What to do: Scan the following material for the string "不符合题意" and copy each line in which it appears.

Given data:
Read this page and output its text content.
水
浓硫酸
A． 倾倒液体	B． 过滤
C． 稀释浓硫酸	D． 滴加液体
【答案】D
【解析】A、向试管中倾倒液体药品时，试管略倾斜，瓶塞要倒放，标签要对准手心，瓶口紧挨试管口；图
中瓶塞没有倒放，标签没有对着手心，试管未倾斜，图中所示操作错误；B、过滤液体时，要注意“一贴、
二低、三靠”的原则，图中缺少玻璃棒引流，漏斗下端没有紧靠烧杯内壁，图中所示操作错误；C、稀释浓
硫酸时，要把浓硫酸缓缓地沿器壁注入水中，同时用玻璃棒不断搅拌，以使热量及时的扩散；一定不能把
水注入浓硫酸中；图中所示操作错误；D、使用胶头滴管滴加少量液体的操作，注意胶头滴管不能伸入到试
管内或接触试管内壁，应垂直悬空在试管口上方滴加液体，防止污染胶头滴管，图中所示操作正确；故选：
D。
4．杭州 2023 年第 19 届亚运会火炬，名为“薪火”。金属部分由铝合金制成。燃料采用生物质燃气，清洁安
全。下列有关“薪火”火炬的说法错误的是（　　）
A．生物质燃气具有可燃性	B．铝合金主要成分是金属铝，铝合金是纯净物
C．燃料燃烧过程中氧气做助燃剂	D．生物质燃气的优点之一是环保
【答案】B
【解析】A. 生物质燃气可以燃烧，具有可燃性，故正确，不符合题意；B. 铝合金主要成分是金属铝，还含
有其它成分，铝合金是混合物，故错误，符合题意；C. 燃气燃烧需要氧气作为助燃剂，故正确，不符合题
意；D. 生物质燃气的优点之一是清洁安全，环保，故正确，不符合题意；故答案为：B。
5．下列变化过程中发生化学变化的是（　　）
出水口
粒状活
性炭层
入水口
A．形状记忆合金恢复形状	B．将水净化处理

Exercise output:
【解析】A. 生物质燃气可以燃烧，具有可燃性，故正确，不符合题意；B. 铝合金主要成分是金属铝，还含
意；D. 生物质燃气的优点之一是清洁安全，环保，故正确，不符合题意；故答案为：B。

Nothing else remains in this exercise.